Given instruction »
Transcribe the records below exactly.
● ● ●
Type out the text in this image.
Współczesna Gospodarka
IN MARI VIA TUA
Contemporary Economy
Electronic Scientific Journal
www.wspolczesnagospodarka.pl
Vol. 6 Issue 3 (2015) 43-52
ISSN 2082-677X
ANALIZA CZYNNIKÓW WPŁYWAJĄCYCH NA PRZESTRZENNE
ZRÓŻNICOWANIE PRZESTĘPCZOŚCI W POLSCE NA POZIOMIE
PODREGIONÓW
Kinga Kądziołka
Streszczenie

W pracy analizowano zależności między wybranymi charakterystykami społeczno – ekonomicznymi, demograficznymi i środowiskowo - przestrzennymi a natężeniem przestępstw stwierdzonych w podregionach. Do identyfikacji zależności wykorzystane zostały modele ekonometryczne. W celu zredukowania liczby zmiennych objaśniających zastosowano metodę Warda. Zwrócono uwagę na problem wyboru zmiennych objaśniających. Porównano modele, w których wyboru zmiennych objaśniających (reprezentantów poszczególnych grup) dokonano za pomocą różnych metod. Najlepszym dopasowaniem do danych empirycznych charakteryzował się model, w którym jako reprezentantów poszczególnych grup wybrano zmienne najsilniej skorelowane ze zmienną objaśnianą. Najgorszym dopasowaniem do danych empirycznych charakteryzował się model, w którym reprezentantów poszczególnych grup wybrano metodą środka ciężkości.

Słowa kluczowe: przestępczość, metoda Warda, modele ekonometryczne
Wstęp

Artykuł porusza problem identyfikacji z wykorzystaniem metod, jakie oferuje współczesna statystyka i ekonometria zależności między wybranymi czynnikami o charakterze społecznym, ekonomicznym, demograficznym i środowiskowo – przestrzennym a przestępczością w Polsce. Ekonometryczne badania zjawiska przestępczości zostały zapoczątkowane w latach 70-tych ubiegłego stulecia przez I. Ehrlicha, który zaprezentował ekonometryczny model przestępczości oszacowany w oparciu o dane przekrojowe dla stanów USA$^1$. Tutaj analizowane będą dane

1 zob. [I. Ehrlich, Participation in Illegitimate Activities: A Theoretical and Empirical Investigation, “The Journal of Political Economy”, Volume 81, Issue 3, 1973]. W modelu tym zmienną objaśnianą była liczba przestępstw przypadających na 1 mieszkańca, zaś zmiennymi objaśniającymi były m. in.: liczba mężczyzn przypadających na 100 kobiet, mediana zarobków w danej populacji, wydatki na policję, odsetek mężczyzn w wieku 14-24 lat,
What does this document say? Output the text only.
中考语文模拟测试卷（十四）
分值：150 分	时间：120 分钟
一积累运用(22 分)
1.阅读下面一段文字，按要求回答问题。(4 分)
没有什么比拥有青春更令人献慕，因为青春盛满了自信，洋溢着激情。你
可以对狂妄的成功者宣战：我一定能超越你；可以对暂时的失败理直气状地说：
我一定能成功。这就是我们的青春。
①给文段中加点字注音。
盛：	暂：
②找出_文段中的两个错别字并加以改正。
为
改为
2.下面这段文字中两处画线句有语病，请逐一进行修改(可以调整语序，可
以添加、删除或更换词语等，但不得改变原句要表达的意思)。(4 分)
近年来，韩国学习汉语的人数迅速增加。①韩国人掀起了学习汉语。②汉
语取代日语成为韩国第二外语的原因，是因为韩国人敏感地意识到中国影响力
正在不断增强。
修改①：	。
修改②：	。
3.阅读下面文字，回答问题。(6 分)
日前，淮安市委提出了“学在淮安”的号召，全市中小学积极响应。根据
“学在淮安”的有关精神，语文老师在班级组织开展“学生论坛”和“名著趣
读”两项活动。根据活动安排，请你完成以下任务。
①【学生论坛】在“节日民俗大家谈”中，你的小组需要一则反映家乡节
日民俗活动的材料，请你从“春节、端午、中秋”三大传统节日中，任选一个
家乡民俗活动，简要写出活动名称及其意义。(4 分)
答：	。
● ● ●
Solution for this problem »
Type out the text in this image.
Współczesna Gospodarka
IN MARI VIA TUA
Contemporary Economy
Electronic Scientific Journal
www.wspolczesnagospodarka.pl
Vol. 6 Issue 3 (2015) 43-52
ISSN 2082-677X
ANALIZA CZYNNIKÓW WPŁYWAJĄCYCH NA PRZESTRZENNE
ZRÓŻNICOWANIE PRZESTĘPCZOŚCI W POLSCE NA POZIOMIE
PODREGIONÓW
Kinga Kądziołka
Streszczenie

W pracy analizowano zależności między wybranymi charakterystykami społeczno – ekonomicznymi, demograficznymi i środowiskowo - przestrzennymi a natężeniem przestępstw stwierdzonych w podregionach. Do identyfikacji zależności wykorzystane zostały modele ekonometryczne. W celu zredukowania liczby zmiennych objaśniających zastosowano metodę Warda. Zwrócono uwagę na problem wyboru zmiennych objaśniających. Porównano modele, w których wyboru zmiennych objaśniających (reprezentantów poszczególnych grup) dokonano za pomocą różnych metod. Najlepszym dopasowaniem do danych empirycznych charakteryzował się model, w którym jako reprezentantów poszczególnych grup wybrano zmienne najsilniej skorelowane ze zmienną objaśnianą. Najgorszym dopasowaniem do danych empirycznych charakteryzował się model, w którym reprezentantów poszczególnych grup wybrano metodą środka ciężkości.

Słowa kluczowe: przestępczość, metoda Warda, modele ekonometryczne
Wstęp

Artykuł porusza problem identyfikacji z wykorzystaniem metod, jakie oferuje współczesna statystyka i ekonometria zależności między wybranymi czynnikami o charakterze społecznym, ekonomicznym, demograficznym i środowiskowo – przestrzennym a przestępczością w Polsce. Ekonometryczne badania zjawiska przestępczości zostały zapoczątkowane w latach 70-tych ubiegłego stulecia przez I. Ehrlicha, który zaprezentował ekonometryczny model przestępczości oszacowany w oparciu o dane przekrojowe dla stanów USA$^1$. Tutaj analizowane będą dane

1 zob. [I. Ehrlich, Participation in Illegitimate Activities: A Theoretical and Empirical Investigation, “The Journal of Political Economy”, Volume 81, Issue 3, 1973]. W modelu tym zmienną objaśnianą była liczba przestępstw przypadających na 1 mieszkańca, zaś zmiennymi objaśniającymi były m. in.: liczba mężczyzn przypadających na 100 kobiet, mediana zarobków w danej populacji, wydatki na policję, odsetek mężczyzn w wieku 14-24 lat,
What does this document say? Output the text only.
中考语文模拟测试卷（十四）
分值：150 分	时间：120 分钟
一积累运用(22 分)
1.阅读下面一段文字，按要求回答问题。(4 分)
没有什么比拥有青春更令人献慕，因为青春盛满了自信，洋溢着激情。你
可以对狂妄的成功者宣战：我一定能超越你；可以对暂时的失败理直气状地说：
我一定能成功。这就是我们的青春。
①给文段中加点字注音。
盛：	暂：
②找出_文段中的两个错别字并加以改正。
为
改为
2.下面这段文字中两处画线句有语病，请逐一进行修改(可以调整语序，可
以添加、删除或更换词语等，但不得改变原句要表达的意思)。(4 分)
近年来，韩国学习汉语的人数迅速增加。①韩国人掀起了学习汉语。②汉
语取代日语成为韩国第二外语的原因，是因为韩国人敏感地意识到中国影响力
正在不断增强。
修改①：	。
修改②：	。
3.阅读下面文字，回答问题。(6 分)
日前，淮安市委提出了“学在淮安”的号召，全市中小学积极响应。根据
“学在淮安”的有关精神，语文老师在班级组织开展“学生论坛”和“名著趣
读”两项活动。根据活动安排，请你完成以下任务。
①【学生论坛】在“节日民俗大家谈”中，你的小组需要一则反映家乡节
日民俗活动的材料，请你从“春节、端午、中秋”三大传统节日中，任选一个
家乡民俗活动，简要写出活动名称及其意义。(4 分)
答：	。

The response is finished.